:: What is needed ::
Wherever a line below holds the word "kelima", copy that line.

:: Source records ::
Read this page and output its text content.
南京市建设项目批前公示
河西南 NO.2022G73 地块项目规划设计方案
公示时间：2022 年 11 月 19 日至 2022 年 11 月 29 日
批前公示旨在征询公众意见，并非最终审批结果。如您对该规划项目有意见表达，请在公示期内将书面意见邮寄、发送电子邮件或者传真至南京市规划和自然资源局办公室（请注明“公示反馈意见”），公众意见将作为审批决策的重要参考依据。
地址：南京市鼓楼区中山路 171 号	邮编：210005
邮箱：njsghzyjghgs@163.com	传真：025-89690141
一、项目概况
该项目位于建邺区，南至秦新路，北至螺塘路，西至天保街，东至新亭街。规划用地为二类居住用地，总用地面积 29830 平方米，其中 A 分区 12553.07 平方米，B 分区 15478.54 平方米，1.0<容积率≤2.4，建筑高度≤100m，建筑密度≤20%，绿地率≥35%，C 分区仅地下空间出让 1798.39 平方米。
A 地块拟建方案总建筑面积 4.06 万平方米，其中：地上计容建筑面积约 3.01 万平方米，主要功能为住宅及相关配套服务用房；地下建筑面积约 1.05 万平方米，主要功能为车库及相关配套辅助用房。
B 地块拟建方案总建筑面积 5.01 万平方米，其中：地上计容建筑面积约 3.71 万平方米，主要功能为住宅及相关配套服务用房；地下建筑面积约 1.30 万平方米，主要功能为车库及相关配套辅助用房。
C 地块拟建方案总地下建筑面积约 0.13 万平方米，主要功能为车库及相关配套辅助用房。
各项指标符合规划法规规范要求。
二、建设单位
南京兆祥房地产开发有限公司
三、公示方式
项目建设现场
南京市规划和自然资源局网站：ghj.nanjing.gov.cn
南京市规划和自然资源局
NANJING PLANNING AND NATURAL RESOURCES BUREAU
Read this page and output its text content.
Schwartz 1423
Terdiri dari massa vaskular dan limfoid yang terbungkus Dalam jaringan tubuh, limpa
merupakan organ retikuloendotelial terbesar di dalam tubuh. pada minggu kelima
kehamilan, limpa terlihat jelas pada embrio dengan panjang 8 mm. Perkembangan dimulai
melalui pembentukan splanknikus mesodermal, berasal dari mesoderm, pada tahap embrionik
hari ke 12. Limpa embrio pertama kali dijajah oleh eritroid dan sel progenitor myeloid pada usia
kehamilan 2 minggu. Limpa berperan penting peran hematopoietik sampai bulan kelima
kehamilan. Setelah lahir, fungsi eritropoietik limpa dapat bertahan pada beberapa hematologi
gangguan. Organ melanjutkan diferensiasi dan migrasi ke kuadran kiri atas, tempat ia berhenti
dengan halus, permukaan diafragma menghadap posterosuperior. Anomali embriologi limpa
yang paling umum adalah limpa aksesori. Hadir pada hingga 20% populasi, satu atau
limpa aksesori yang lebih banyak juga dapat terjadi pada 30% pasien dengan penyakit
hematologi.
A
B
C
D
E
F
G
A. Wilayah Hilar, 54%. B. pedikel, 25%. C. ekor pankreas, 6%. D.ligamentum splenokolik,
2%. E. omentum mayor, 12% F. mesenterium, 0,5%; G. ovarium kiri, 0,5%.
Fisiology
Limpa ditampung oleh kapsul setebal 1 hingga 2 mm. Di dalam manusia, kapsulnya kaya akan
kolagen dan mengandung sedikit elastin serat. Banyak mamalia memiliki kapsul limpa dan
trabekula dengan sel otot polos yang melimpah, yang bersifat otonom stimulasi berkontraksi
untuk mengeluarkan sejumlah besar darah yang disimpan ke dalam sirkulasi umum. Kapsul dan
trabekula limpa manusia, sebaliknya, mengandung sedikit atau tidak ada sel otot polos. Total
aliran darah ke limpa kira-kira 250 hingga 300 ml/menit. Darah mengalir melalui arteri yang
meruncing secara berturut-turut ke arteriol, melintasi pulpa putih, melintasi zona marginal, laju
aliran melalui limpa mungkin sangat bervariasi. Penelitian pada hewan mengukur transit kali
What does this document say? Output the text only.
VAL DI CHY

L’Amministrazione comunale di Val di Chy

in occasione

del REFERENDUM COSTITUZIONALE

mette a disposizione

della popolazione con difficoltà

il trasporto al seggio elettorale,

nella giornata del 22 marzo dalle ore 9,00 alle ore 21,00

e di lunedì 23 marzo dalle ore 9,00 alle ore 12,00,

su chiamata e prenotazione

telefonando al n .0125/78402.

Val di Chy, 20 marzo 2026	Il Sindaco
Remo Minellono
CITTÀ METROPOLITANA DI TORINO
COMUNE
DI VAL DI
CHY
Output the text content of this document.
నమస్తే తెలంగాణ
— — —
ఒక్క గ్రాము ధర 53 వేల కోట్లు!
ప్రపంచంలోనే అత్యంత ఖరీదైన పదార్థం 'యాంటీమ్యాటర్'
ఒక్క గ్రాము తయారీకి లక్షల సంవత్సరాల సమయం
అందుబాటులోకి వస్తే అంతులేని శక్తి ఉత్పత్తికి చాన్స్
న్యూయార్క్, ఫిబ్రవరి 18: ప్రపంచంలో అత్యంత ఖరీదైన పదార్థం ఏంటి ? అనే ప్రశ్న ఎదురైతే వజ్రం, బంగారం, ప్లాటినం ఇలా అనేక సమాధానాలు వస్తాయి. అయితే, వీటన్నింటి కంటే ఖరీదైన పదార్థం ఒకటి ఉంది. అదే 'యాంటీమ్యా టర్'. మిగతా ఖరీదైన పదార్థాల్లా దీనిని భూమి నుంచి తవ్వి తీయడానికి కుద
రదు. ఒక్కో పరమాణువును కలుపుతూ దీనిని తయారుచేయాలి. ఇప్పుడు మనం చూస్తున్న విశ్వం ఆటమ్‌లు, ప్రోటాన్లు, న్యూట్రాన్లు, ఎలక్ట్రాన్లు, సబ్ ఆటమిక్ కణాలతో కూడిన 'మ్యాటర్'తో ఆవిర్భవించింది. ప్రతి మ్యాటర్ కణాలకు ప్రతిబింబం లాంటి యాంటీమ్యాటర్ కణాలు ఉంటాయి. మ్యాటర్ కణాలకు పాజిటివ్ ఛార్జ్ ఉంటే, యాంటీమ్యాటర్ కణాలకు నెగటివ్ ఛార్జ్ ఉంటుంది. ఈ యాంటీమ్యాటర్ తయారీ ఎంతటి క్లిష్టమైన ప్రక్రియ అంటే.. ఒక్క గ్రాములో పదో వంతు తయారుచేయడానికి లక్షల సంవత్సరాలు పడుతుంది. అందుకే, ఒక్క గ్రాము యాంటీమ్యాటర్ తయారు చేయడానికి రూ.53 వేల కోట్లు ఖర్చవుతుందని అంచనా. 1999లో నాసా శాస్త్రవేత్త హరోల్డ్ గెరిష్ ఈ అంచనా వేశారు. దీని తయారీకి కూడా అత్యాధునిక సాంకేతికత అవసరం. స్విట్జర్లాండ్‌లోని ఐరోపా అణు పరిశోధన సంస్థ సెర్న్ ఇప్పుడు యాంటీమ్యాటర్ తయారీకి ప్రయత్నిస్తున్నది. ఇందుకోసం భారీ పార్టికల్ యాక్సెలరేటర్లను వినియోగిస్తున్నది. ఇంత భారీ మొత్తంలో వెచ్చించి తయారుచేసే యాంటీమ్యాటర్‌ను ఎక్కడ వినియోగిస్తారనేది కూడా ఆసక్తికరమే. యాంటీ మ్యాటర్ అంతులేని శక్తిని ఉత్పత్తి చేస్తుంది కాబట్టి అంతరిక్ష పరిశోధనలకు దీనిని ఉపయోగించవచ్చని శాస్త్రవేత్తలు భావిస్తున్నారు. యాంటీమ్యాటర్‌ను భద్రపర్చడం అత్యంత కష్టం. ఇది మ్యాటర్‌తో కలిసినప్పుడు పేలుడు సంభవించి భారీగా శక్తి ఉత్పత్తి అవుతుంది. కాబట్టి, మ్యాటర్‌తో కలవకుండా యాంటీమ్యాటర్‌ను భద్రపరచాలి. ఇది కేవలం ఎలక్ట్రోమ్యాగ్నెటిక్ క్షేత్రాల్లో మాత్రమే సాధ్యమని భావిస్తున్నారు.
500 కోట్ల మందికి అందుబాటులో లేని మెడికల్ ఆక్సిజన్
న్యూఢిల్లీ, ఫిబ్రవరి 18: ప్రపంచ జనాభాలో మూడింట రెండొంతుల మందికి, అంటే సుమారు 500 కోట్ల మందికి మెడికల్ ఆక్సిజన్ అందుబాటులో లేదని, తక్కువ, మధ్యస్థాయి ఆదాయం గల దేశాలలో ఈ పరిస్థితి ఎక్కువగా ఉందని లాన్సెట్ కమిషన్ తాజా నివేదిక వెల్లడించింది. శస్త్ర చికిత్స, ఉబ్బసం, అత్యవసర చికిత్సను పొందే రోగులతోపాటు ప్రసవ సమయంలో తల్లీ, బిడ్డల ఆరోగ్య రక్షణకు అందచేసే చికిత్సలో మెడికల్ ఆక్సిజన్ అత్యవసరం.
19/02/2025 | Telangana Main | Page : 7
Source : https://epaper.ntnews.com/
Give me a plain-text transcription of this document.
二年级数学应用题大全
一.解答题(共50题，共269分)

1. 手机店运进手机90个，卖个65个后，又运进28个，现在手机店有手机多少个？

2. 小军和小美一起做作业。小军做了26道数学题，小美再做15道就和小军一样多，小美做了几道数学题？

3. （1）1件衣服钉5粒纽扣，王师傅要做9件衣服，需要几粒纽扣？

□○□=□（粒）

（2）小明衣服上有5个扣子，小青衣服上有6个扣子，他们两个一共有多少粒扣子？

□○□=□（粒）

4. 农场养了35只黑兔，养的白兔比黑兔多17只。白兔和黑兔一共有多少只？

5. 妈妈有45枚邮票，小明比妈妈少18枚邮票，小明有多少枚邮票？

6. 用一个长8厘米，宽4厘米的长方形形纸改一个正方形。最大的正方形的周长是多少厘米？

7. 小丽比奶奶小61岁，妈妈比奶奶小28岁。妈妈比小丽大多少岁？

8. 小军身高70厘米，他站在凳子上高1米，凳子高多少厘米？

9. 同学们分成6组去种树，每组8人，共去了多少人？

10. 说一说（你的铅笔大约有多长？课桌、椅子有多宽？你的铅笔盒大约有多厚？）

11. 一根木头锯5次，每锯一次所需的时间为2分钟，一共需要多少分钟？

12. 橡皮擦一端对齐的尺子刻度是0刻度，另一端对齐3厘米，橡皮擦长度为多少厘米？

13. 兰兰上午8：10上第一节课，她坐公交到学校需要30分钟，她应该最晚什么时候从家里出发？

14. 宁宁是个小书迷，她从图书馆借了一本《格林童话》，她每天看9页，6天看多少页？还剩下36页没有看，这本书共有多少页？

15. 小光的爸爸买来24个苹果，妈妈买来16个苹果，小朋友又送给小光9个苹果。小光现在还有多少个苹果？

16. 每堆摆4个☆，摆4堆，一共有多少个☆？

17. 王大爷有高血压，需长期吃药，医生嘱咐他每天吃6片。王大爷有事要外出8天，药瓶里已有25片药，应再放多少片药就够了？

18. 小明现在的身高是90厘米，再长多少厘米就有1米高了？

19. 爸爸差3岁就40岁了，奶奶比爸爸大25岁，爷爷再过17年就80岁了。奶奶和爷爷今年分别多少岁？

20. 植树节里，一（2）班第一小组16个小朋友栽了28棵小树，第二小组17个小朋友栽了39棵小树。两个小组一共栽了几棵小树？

:: Response to this task ::
merupakan organ retikuloendotelial terbesar di dalam tubuh. pada minggu kelima
kehamilan 2 minggu. Limpa berperan penting peran hematopoietik sampai bulan kelima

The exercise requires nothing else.